::: INPUT ROWS

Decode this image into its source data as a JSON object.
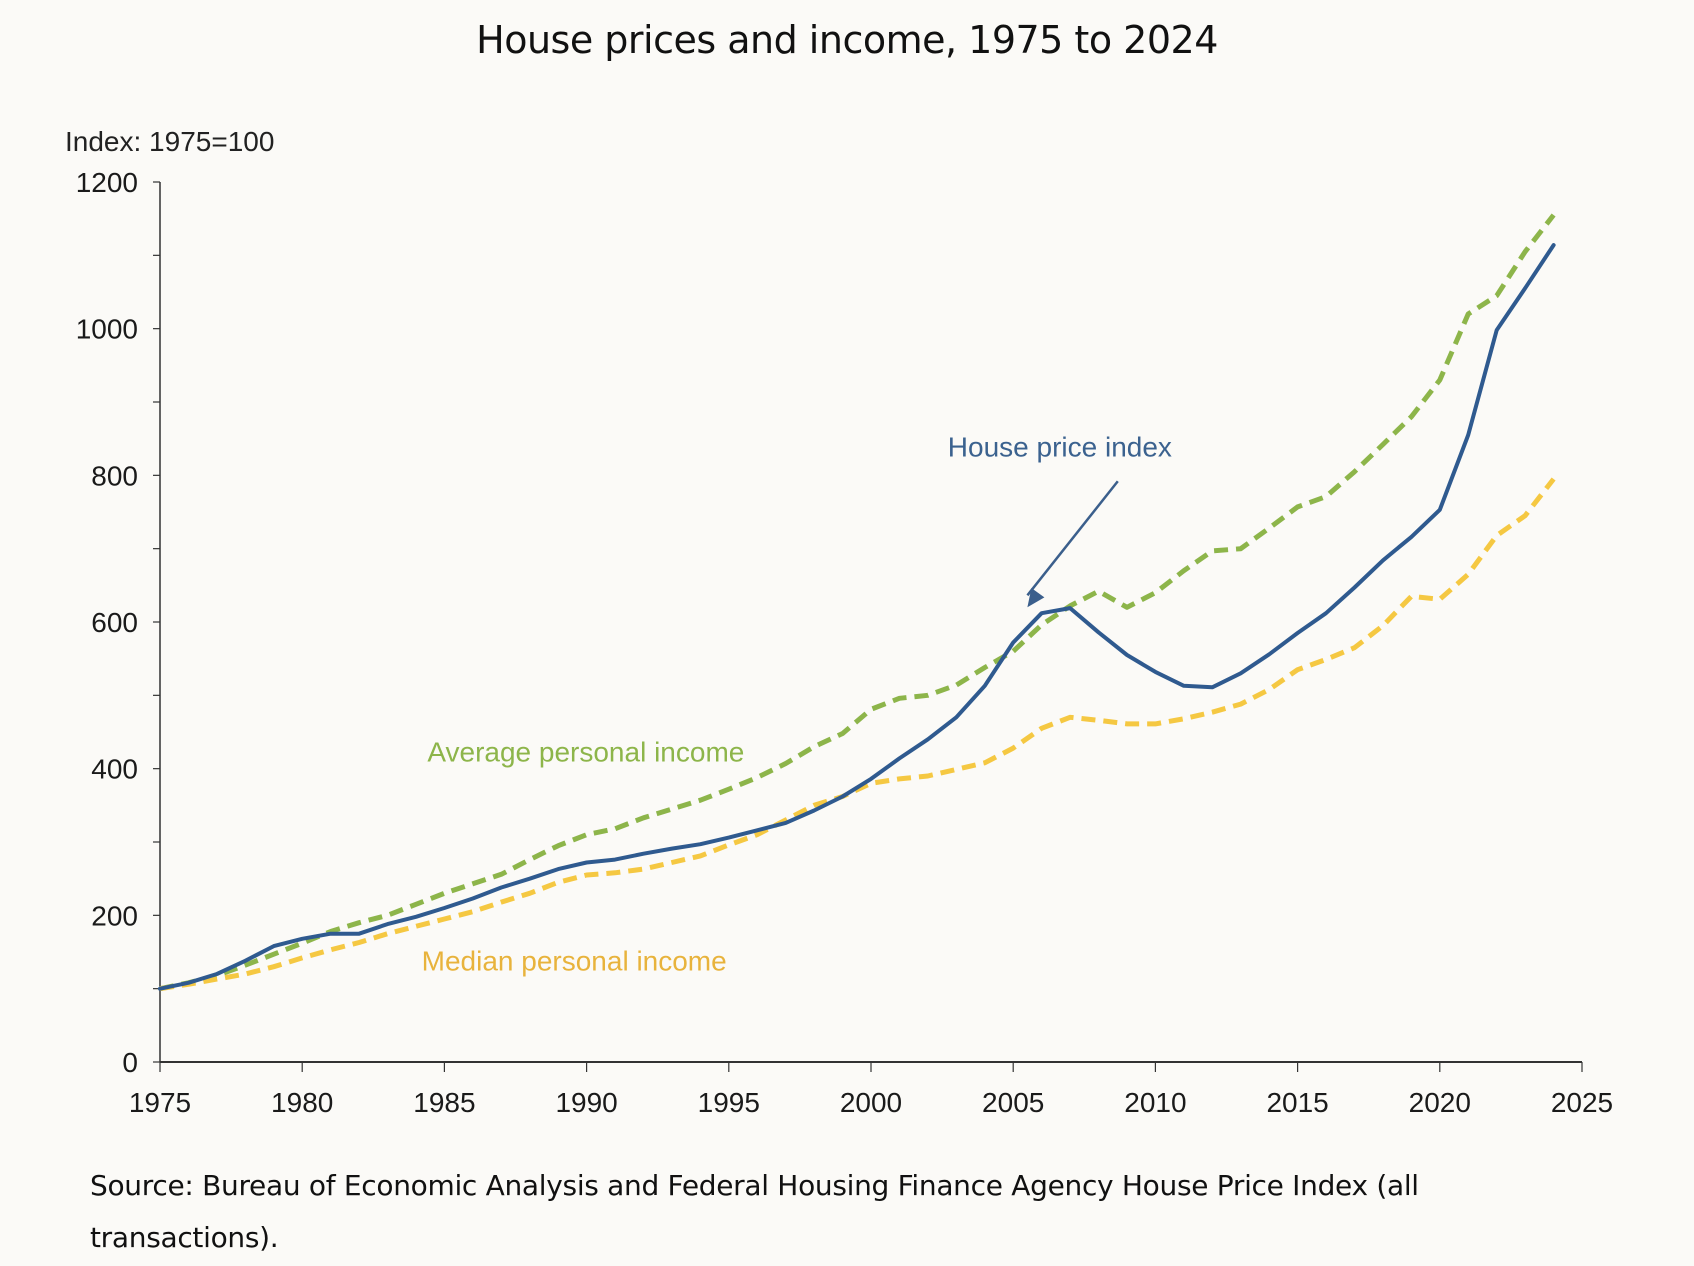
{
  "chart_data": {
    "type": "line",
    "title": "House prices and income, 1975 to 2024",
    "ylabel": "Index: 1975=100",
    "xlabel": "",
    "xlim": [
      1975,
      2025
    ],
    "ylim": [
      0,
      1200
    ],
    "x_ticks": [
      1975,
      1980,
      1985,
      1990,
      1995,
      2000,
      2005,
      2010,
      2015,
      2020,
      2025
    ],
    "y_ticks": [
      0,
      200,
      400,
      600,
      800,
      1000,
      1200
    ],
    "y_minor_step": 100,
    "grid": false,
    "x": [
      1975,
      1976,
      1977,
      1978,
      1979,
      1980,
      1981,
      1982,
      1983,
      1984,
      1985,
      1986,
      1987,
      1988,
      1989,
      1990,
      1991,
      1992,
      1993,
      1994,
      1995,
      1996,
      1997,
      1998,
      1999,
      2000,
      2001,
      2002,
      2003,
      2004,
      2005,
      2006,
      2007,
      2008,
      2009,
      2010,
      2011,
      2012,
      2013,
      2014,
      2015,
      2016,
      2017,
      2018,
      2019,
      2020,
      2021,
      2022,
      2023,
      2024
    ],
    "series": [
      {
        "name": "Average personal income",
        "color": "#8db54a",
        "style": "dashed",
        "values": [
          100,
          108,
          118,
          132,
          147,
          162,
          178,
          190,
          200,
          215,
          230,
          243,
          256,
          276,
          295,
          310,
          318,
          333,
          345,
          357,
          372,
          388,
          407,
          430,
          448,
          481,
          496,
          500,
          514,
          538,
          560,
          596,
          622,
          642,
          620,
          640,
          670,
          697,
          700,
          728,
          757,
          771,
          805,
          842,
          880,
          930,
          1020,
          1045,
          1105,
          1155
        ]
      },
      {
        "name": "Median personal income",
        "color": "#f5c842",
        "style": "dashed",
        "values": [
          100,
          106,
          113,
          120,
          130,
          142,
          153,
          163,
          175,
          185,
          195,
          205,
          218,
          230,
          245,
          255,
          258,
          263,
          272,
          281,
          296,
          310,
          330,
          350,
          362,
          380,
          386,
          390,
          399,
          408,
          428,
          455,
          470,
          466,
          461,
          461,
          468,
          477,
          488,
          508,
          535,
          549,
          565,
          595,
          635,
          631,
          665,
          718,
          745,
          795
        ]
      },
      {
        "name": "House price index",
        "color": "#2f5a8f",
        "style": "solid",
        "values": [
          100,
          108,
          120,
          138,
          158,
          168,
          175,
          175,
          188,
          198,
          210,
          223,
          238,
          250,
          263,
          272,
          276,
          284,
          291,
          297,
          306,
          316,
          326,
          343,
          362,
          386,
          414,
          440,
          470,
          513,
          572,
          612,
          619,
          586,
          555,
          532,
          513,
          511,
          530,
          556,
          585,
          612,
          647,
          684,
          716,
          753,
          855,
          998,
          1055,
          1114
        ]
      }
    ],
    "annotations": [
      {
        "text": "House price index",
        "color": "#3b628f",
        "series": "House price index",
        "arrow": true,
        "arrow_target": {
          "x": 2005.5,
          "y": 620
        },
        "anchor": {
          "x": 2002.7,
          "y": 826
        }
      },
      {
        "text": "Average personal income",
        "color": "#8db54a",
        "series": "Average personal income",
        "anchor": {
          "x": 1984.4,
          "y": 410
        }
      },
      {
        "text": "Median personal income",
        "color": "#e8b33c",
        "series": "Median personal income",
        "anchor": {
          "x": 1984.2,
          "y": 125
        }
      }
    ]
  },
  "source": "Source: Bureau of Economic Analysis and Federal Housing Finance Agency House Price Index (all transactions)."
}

::::::

Count up every line above that has the word "text" in it; answer with the number alone.

* _SOLUTION FOR THIS EXERCISE_:
3